• _Data in this exercise_
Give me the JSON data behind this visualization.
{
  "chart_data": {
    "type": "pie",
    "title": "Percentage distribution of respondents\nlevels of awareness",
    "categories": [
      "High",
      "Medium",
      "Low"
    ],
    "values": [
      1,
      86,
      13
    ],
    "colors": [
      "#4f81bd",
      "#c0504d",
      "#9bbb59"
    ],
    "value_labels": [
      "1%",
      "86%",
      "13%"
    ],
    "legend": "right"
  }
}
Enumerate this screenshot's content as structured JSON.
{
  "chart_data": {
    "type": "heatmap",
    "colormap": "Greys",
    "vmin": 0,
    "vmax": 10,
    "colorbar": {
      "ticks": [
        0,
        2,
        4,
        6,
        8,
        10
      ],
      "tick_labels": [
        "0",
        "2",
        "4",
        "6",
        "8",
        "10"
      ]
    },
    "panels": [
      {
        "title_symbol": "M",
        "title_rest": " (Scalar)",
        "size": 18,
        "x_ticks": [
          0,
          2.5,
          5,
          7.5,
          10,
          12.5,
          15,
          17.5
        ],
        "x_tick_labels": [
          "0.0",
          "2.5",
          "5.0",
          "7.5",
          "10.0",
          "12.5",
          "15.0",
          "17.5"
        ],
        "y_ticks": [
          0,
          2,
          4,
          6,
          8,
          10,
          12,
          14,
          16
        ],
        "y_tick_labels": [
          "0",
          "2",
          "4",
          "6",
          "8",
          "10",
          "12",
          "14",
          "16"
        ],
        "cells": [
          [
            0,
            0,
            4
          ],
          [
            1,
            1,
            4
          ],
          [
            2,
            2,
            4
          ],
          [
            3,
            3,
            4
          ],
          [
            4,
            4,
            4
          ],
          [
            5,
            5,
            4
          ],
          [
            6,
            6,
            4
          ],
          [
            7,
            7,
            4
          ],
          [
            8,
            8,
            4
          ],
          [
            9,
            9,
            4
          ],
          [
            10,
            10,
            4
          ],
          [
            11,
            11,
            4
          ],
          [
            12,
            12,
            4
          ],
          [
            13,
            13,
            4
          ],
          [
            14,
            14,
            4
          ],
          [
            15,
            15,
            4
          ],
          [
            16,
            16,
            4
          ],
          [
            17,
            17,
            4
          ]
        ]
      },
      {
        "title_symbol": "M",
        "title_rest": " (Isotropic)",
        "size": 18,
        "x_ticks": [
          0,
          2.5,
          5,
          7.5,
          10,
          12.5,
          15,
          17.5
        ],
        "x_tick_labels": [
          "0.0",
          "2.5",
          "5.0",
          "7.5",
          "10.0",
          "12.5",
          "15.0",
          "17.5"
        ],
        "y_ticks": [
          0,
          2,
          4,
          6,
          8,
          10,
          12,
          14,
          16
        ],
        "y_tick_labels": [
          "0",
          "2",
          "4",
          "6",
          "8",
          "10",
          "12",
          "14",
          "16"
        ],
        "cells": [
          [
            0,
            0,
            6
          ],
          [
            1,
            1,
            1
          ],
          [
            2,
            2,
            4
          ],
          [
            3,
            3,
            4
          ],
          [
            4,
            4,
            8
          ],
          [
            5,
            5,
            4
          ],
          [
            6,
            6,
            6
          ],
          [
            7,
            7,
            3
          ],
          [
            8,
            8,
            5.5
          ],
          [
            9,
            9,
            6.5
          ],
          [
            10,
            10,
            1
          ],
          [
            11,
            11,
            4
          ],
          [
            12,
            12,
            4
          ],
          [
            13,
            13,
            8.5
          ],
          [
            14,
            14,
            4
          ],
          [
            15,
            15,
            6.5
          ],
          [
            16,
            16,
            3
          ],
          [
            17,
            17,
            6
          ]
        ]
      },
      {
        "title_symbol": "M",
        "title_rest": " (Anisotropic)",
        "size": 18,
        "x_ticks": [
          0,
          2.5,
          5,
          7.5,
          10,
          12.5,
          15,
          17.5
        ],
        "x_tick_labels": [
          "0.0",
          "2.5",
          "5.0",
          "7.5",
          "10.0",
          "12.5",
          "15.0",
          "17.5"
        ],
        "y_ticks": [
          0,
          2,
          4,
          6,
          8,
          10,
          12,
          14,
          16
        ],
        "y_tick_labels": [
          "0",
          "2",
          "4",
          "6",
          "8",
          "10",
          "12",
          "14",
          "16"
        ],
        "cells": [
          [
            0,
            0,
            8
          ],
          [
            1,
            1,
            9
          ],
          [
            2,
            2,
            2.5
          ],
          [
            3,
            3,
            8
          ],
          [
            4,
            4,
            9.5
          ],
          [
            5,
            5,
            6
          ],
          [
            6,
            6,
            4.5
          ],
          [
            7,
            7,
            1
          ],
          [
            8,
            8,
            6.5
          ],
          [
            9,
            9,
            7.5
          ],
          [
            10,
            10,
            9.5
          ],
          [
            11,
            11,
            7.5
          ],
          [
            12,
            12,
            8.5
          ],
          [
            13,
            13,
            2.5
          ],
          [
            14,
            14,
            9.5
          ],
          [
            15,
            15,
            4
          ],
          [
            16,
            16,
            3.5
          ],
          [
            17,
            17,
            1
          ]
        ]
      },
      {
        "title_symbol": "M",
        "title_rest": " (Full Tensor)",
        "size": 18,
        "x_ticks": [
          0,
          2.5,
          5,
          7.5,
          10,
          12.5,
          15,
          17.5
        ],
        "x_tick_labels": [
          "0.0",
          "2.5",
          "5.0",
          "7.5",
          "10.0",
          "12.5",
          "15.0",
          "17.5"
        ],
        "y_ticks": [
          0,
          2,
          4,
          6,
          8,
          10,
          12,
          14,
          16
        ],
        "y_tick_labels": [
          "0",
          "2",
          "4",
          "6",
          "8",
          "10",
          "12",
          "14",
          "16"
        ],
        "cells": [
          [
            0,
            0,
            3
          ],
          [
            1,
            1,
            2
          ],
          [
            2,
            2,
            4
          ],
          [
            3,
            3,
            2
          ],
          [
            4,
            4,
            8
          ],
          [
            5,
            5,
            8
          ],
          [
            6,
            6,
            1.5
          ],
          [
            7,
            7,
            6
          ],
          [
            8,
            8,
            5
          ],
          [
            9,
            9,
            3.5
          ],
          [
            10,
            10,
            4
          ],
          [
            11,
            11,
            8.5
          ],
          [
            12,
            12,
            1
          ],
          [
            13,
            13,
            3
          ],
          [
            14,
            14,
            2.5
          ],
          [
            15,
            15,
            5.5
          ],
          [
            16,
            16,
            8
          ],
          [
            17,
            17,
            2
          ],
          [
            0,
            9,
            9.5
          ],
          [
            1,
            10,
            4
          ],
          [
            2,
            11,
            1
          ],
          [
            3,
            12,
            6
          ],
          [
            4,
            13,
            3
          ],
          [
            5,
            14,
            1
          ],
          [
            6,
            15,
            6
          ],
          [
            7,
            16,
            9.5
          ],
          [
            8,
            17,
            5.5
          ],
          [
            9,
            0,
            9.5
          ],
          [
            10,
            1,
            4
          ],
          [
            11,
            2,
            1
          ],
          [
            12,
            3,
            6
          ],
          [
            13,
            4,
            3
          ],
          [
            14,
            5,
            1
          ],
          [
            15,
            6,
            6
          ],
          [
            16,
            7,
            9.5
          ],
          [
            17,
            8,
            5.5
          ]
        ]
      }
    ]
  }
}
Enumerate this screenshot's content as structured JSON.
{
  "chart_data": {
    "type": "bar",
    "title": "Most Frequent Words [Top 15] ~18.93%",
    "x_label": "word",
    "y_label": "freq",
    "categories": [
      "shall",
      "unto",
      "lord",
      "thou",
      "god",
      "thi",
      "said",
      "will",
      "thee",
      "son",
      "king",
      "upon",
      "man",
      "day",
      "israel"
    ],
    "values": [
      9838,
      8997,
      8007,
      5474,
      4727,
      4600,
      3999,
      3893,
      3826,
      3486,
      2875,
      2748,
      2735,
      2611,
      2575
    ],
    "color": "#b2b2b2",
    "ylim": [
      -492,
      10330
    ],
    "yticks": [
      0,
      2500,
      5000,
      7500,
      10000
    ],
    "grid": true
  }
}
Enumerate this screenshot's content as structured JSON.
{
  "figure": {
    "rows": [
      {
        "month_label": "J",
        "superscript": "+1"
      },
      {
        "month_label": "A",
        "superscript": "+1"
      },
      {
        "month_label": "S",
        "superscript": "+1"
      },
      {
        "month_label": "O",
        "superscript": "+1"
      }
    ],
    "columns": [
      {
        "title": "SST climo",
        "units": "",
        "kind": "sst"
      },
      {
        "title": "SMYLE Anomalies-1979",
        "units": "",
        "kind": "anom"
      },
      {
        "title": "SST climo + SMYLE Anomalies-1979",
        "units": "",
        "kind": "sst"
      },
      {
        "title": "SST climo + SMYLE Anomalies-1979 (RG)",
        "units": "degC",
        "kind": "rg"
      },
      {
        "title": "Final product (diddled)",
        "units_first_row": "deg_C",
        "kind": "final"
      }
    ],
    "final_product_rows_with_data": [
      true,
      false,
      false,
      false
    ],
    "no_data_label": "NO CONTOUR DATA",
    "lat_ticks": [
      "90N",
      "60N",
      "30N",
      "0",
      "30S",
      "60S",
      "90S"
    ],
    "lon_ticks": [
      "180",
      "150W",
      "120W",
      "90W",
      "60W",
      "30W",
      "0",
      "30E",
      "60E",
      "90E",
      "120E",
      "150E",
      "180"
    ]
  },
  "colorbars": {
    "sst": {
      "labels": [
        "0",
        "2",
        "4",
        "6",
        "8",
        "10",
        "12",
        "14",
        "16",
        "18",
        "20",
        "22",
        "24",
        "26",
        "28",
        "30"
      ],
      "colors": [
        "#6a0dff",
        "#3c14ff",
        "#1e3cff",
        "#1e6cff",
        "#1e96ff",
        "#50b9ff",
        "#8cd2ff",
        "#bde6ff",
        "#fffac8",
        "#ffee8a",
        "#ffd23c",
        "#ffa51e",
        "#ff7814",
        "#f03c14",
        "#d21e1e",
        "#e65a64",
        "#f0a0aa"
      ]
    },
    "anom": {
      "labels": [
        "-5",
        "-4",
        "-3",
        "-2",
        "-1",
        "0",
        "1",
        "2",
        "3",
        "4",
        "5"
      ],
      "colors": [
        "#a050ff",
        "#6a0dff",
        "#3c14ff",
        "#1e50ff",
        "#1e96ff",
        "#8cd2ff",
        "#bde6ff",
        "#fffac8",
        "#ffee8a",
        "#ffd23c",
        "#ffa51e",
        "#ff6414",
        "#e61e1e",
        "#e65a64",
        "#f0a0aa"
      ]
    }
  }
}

• _Given exercise_
Count the lines in the records above that hold the word "Anomalies", and give only that number.

• _Result of the task_
3